Images appear in the records below; leave them out and repeat everything else exactly.

Stored data —
## START
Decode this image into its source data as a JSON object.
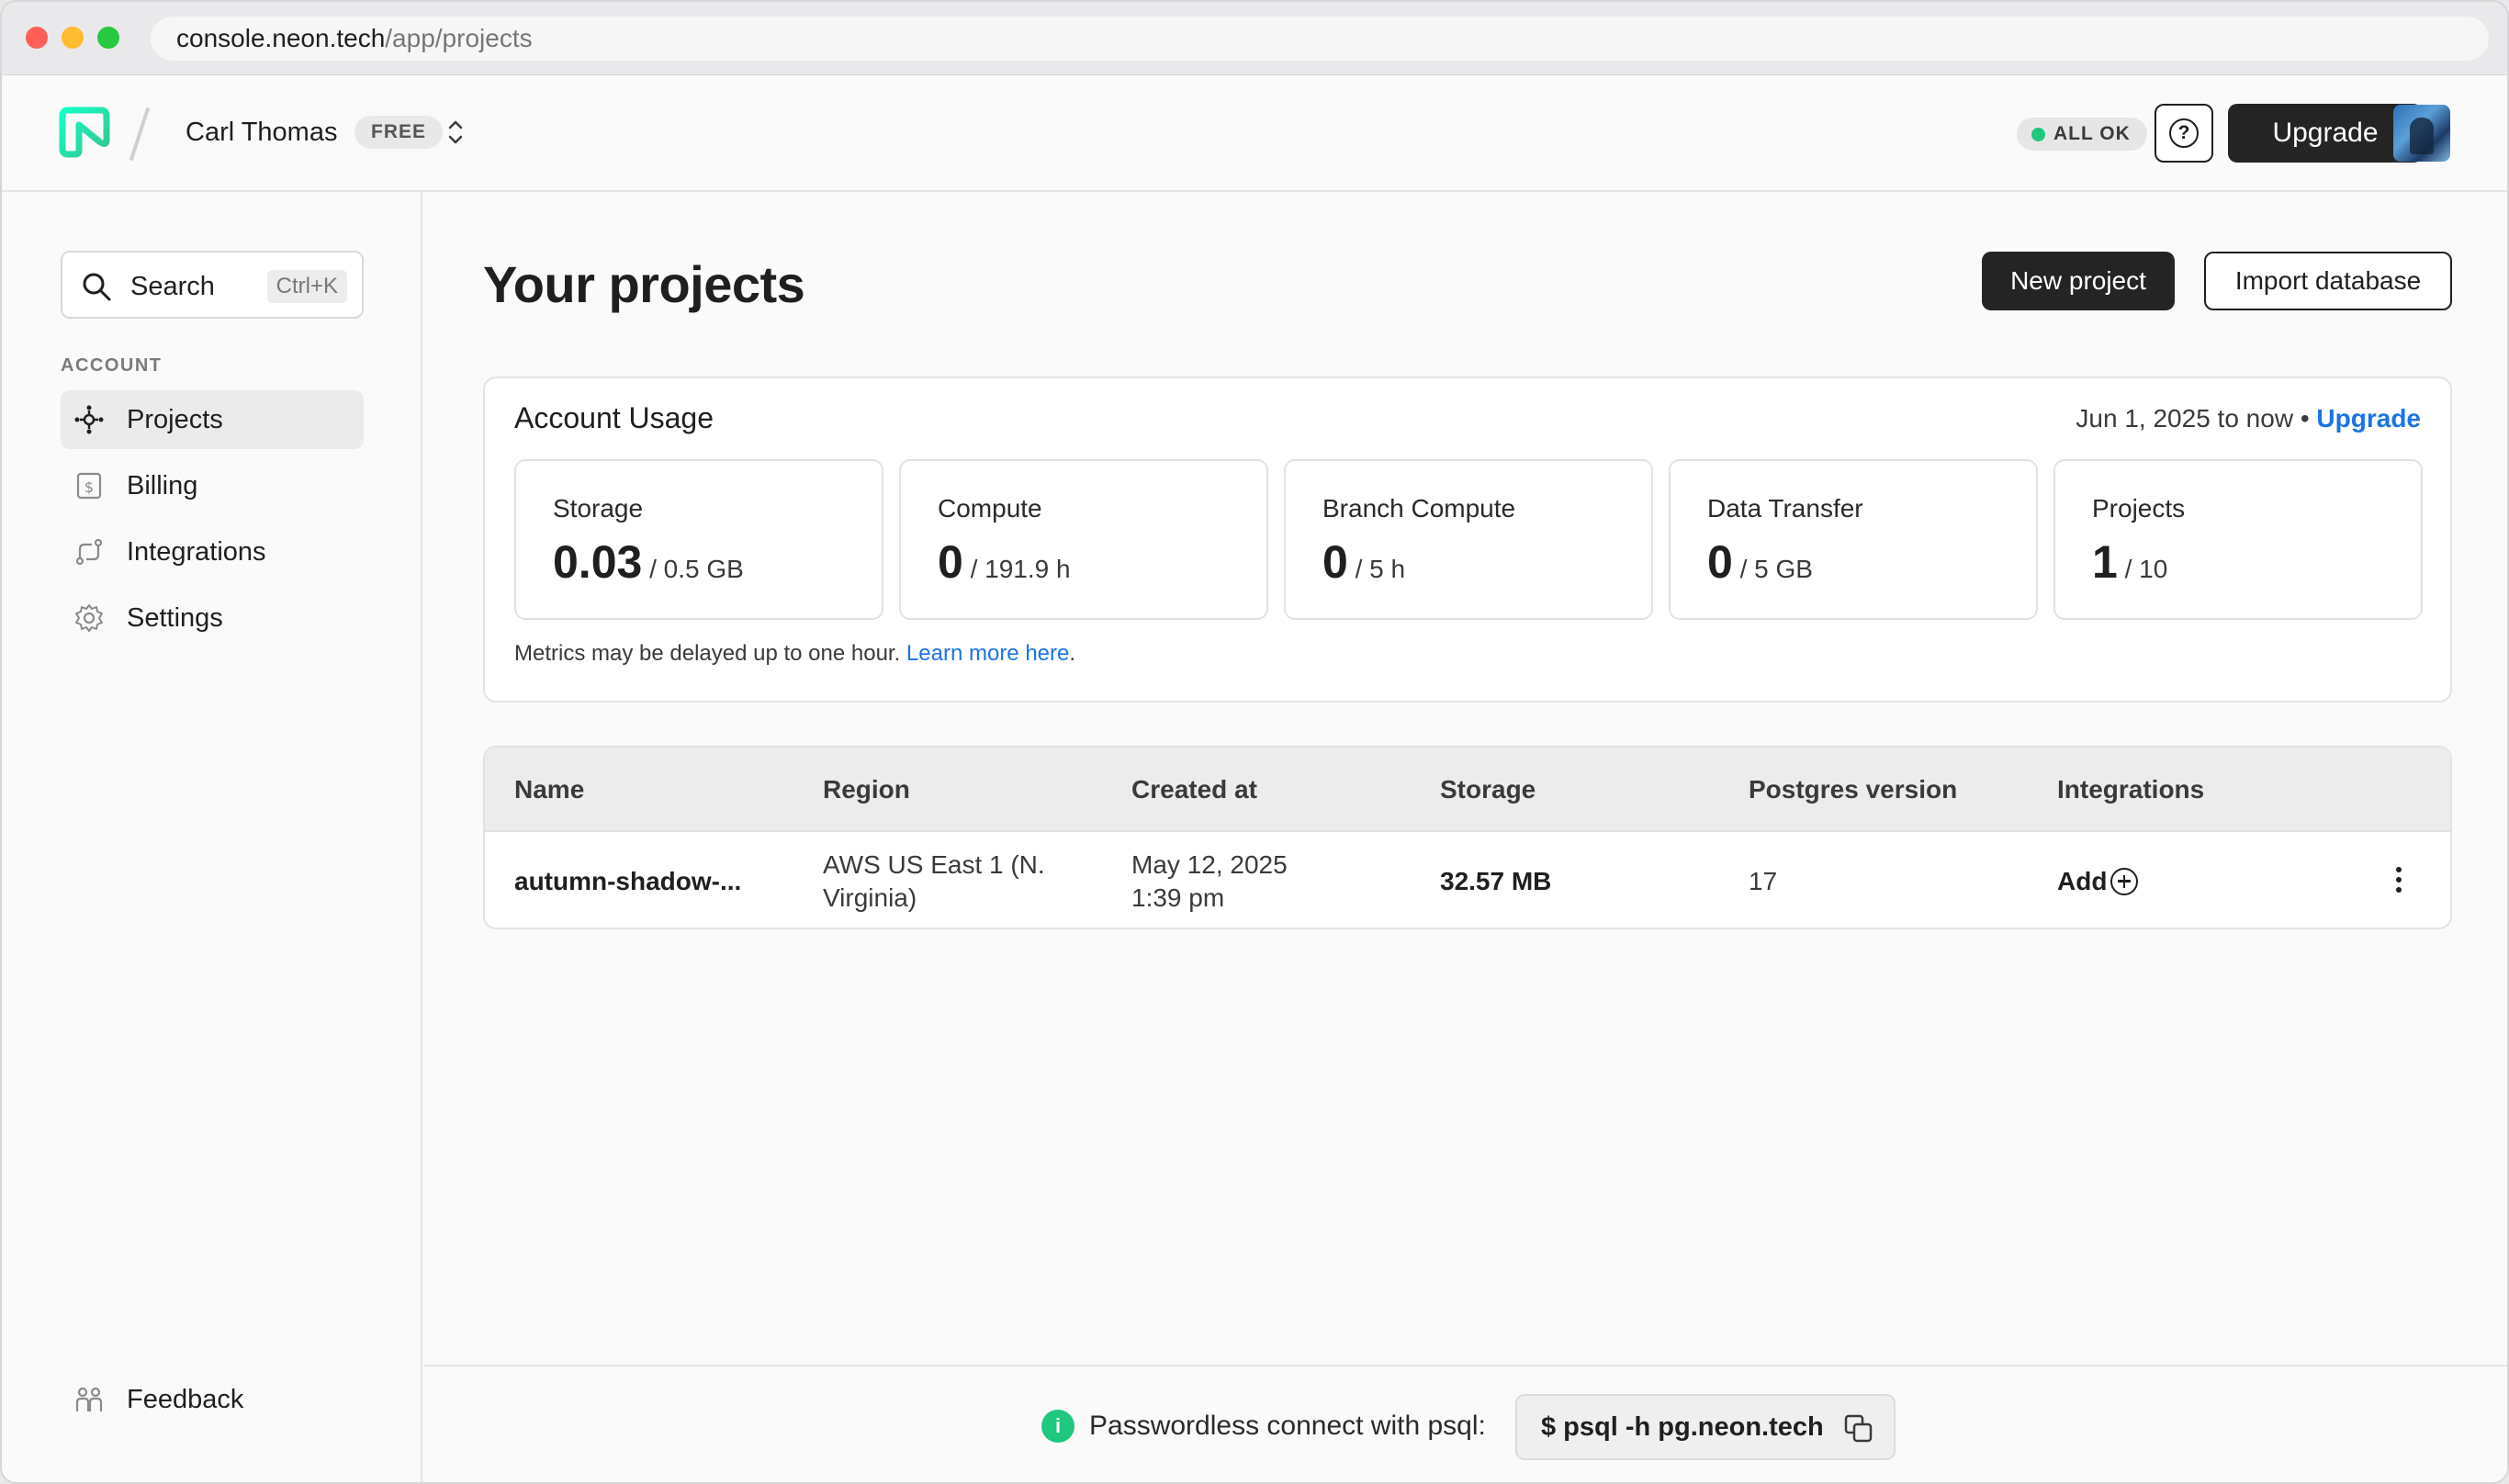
{
  "browser": {
    "url_host": "console.neon.tech",
    "url_path": "/app/projects"
  },
  "header": {
    "org_name": "Carl Thomas",
    "plan_badge": "FREE",
    "status": "ALL OK",
    "help_icon": "question-circle-icon",
    "upgrade_label": "Upgrade"
  },
  "sidebar": {
    "search_label": "Search",
    "search_shortcut": "Ctrl+K",
    "section_label": "ACCOUNT",
    "items": [
      {
        "label": "Projects",
        "icon": "projects-icon",
        "active": true
      },
      {
        "label": "Billing",
        "icon": "billing-icon",
        "active": false
      },
      {
        "label": "Integrations",
        "icon": "integrations-icon",
        "active": false
      },
      {
        "label": "Settings",
        "icon": "gear-icon",
        "active": false
      }
    ],
    "feedback_label": "Feedback"
  },
  "main": {
    "title": "Your projects",
    "new_project_label": "New project",
    "import_label": "Import database",
    "usage": {
      "title": "Account Usage",
      "period": "Jun 1, 2025 to now",
      "separator": "•",
      "upgrade_link": "Upgrade",
      "metrics": [
        {
          "label": "Storage",
          "value": "0.03",
          "limit": "/ 0.5 GB"
        },
        {
          "label": "Compute",
          "value": "0",
          "limit": "/ 191.9 h"
        },
        {
          "label": "Branch Compute",
          "value": "0",
          "limit": "/ 5 h"
        },
        {
          "label": "Data Transfer",
          "value": "0",
          "limit": "/ 5 GB"
        },
        {
          "label": "Projects",
          "value": "1",
          "limit": "/ 10"
        }
      ],
      "note": "Metrics may be delayed up to one hour.",
      "note_link": "Learn more here",
      "note_end": "."
    },
    "table": {
      "columns": [
        "Name",
        "Region",
        "Created at",
        "Storage",
        "Postgres version",
        "Integrations"
      ],
      "rows": [
        {
          "name": "autumn-shadow-...",
          "region_line1": "AWS US East 1 (N.",
          "region_line2": "Virginia)",
          "created_line1": "May 12, 2025",
          "created_line2": "1:39 pm",
          "storage": "32.57 MB",
          "pg_version": "17",
          "integrations": "Add"
        }
      ]
    }
  },
  "footer": {
    "info_text": "Passwordless connect with psql:",
    "command": "$ psql -h pg.neon.tech"
  },
  "colors": {
    "accent_link": "#1a73e8",
    "status_green": "#1fc77f",
    "dark_button": "#242424"
  }
}
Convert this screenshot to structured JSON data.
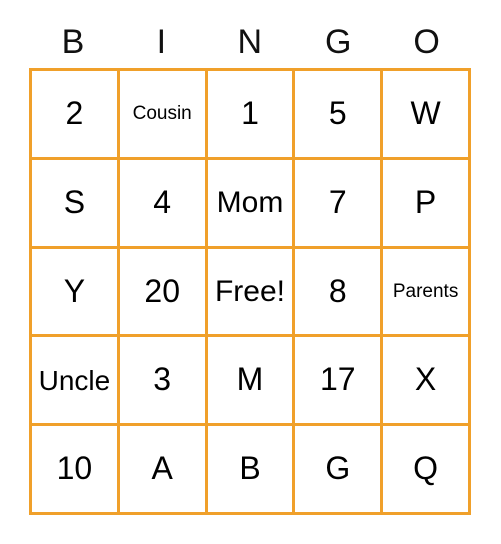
{
  "card": {
    "type": "bingo-card",
    "columns": 5,
    "rows": 5,
    "accent_color": "#F0A02A",
    "background_color": "#FFFFFF",
    "text_color": "#000000",
    "header": [
      "B",
      "I",
      "N",
      "G",
      "O"
    ],
    "cells": [
      [
        {
          "text": "2",
          "size": "lg"
        },
        {
          "text": "Cousin",
          "size": "xs"
        },
        {
          "text": "1",
          "size": "lg"
        },
        {
          "text": "5",
          "size": "lg"
        },
        {
          "text": "W",
          "size": "lg"
        }
      ],
      [
        {
          "text": "S",
          "size": "lg"
        },
        {
          "text": "4",
          "size": "lg"
        },
        {
          "text": "Mom",
          "size": "md"
        },
        {
          "text": "7",
          "size": "lg"
        },
        {
          "text": "P",
          "size": "lg"
        }
      ],
      [
        {
          "text": "Y",
          "size": "lg"
        },
        {
          "text": "20",
          "size": "lg"
        },
        {
          "text": "Free!",
          "size": "md"
        },
        {
          "text": "8",
          "size": "lg"
        },
        {
          "text": "Parents",
          "size": "xs"
        }
      ],
      [
        {
          "text": "Uncle",
          "size": "sm"
        },
        {
          "text": "3",
          "size": "lg"
        },
        {
          "text": "M",
          "size": "lg"
        },
        {
          "text": "17",
          "size": "lg"
        },
        {
          "text": "X",
          "size": "lg"
        }
      ],
      [
        {
          "text": "10",
          "size": "lg"
        },
        {
          "text": "A",
          "size": "lg"
        },
        {
          "text": "B",
          "size": "lg"
        },
        {
          "text": "G",
          "size": "lg"
        },
        {
          "text": "Q",
          "size": "lg"
        }
      ]
    ],
    "free_space": {
      "row": 3,
      "column": 3,
      "label": "Free!"
    }
  }
}
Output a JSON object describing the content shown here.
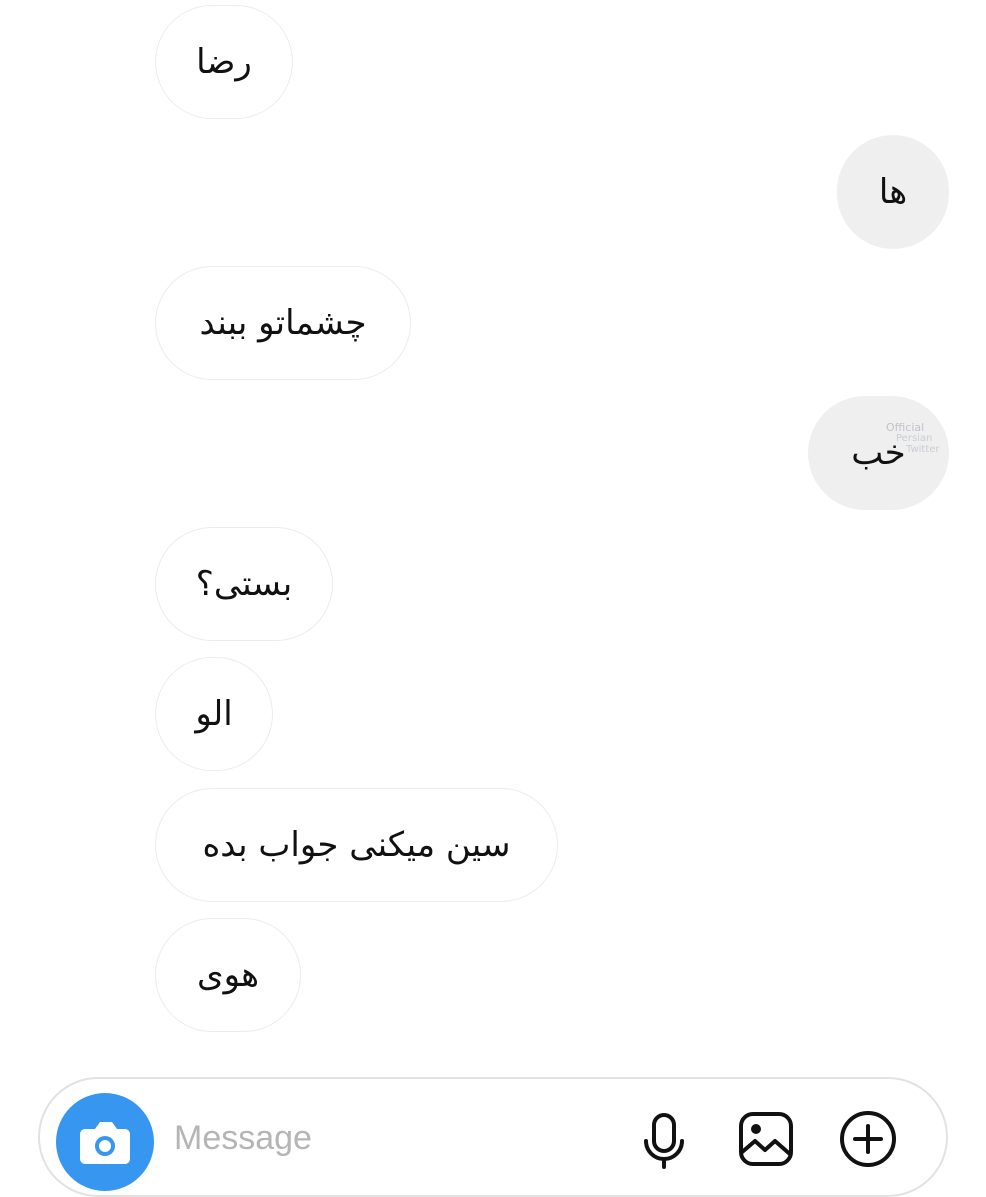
{
  "thread": {
    "messages": [
      {
        "sender": "them",
        "text": "رضا"
      },
      {
        "sender": "me",
        "text": "ها"
      },
      {
        "sender": "them",
        "text": "چشماتو ببند"
      },
      {
        "sender": "me",
        "text": "خب"
      },
      {
        "sender": "them",
        "text": "بستی؟"
      },
      {
        "sender": "them",
        "text": "الو"
      },
      {
        "sender": "them",
        "text": "سین میکنی جواب بده"
      },
      {
        "sender": "them",
        "text": "هوی"
      }
    ]
  },
  "watermark": {
    "line1": "Official",
    "line2": "Persian",
    "line3": "Twitter"
  },
  "composer": {
    "placeholder": "Message",
    "value": ""
  },
  "icons": {
    "camera": "camera-icon",
    "microphone": "microphone-icon",
    "gallery": "gallery-icon",
    "add": "plus-circle-icon"
  },
  "colors": {
    "accent": "#3797f0",
    "incoming_bubble": "#ffffff",
    "incoming_border": "#ececec",
    "outgoing_bubble": "#efefef",
    "text": "#111111",
    "placeholder": "#b5b5b5"
  }
}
## END
EXPECTED ANSWER —
Decode this image into its source data as a JSON object.
{
  "browser": {
    "url_host": "console.neon.tech",
    "url_path": "/app/projects"
  },
  "header": {
    "org_name": "Carl Thomas",
    "plan_badge": "FREE",
    "status": "ALL OK",
    "help_icon": "question-circle-icon",
    "upgrade_label": "Upgrade"
  },
  "sidebar": {
    "search_label": "Search",
    "search_shortcut": "Ctrl+K",
    "section_label": "ACCOUNT",
    "items": [
      {
        "label": "Projects",
        "icon": "projects-icon",
        "active": true
      },
      {
        "label": "Billing",
        "icon": "billing-icon",
        "active": false
      },
      {
        "label": "Integrations",
        "icon": "integrations-icon",
        "active": false
      },
      {
        "label": "Settings",
        "icon": "gear-icon",
        "active": false
      }
    ],
    "feedback_label": "Feedback"
  },
  "main": {
    "title": "Your projects",
    "new_project_label": "New project",
    "import_label": "Import database",
    "usage": {
      "title": "Account Usage",
      "period": "Jun 1, 2025 to now",
      "separator": "•",
      "upgrade_link": "Upgrade",
      "metrics": [
        {
          "label": "Storage",
          "value": "0.03",
          "limit": "/ 0.5 GB"
        },
        {
          "label": "Compute",
          "value": "0",
          "limit": "/ 191.9 h"
        },
        {
          "label": "Branch Compute",
          "value": "0",
          "limit": "/ 5 h"
        },
        {
          "label": "Data Transfer",
          "value": "0",
          "limit": "/ 5 GB"
        },
        {
          "label": "Projects",
          "value": "1",
          "limit": "/ 10"
        }
      ],
      "note": "Metrics may be delayed up to one hour.",
      "note_link": "Learn more here",
      "note_end": "."
    },
    "table": {
      "columns": [
        "Name",
        "Region",
        "Created at",
        "Storage",
        "Postgres version",
        "Integrations"
      ],
      "rows": [
        {
          "name": "autumn-shadow-...",
          "region_line1": "AWS US East 1 (N.",
          "region_line2": "Virginia)",
          "created_line1": "May 12, 2025",
          "created_line2": "1:39 pm",
          "storage": "32.57 MB",
          "pg_version": "17",
          "integrations": "Add"
        }
      ]
    }
  },
  "footer": {
    "info_text": "Passwordless connect with psql:",
    "command": "$ psql -h pg.neon.tech"
  },
  "colors": {
    "accent_link": "#1a73e8",
    "status_green": "#1fc77f",
    "dark_button": "#242424"
  }
}
Convert this screenshot to structured JSON data.
{
  "card": {
    "type": "bingo-card",
    "columns": 5,
    "rows": 5,
    "accent_color": "#F0A02A",
    "background_color": "#FFFFFF",
    "text_color": "#000000",
    "header": [
      "B",
      "I",
      "N",
      "G",
      "O"
    ],
    "cells": [
      [
        {
          "text": "2",
          "size": "lg"
        },
        {
          "text": "Cousin",
          "size": "xs"
        },
        {
          "text": "1",
          "size": "lg"
        },
        {
          "text": "5",
          "size": "lg"
        },
        {
          "text": "W",
          "size": "lg"
        }
      ],
      [
        {
          "text": "S",
          "size": "lg"
        },
        {
          "text": "4",
          "size": "lg"
        },
        {
          "text": "Mom",
          "size": "md"
        },
        {
          "text": "7",
          "size": "lg"
        },
        {
          "text": "P",
          "size": "lg"
        }
      ],
      [
        {
          "text": "Y",
          "size": "lg"
        },
        {
          "text": "20",
          "size": "lg"
        },
        {
          "text": "Free!",
          "size": "md"
        },
        {
          "text": "8",
          "size": "lg"
        },
        {
          "text": "Parents",
          "size": "xs"
        }
      ],
      [
        {
          "text": "Uncle",
          "size": "sm"
        },
        {
          "text": "3",
          "size": "lg"
        },
        {
          "text": "M",
          "size": "lg"
        },
        {
          "text": "17",
          "size": "lg"
        },
        {
          "text": "X",
          "size": "lg"
        }
      ],
      [
        {
          "text": "10",
          "size": "lg"
        },
        {
          "text": "A",
          "size": "lg"
        },
        {
          "text": "B",
          "size": "lg"
        },
        {
          "text": "G",
          "size": "lg"
        },
        {
          "text": "Q",
          "size": "lg"
        }
      ]
    ],
    "free_space": {
      "row": 3,
      "column": 3,
      "label": "Free!"
    }
  }
}
Output a JSON object describing the content shown here.
{
  "thread": {
    "messages": [
      {
        "sender": "them",
        "text": "رضا"
      },
      {
        "sender": "me",
        "text": "ها"
      },
      {
        "sender": "them",
        "text": "چشماتو ببند"
      },
      {
        "sender": "me",
        "text": "خب"
      },
      {
        "sender": "them",
        "text": "بستی؟"
      },
      {
        "sender": "them",
        "text": "الو"
      },
      {
        "sender": "them",
        "text": "سین میکنی جواب بده"
      },
      {
        "sender": "them",
        "text": "هوی"
      }
    ]
  },
  "watermark": {
    "line1": "Official",
    "line2": "Persian",
    "line3": "Twitter"
  },
  "composer": {
    "placeholder": "Message",
    "value": ""
  },
  "icons": {
    "camera": "camera-icon",
    "microphone": "microphone-icon",
    "gallery": "gallery-icon",
    "add": "plus-circle-icon"
  },
  "colors": {
    "accent": "#3797f0",
    "incoming_bubble": "#ffffff",
    "incoming_border": "#ececec",
    "outgoing_bubble": "#efefef",
    "text": "#111111",
    "placeholder": "#b5b5b5"
  }
}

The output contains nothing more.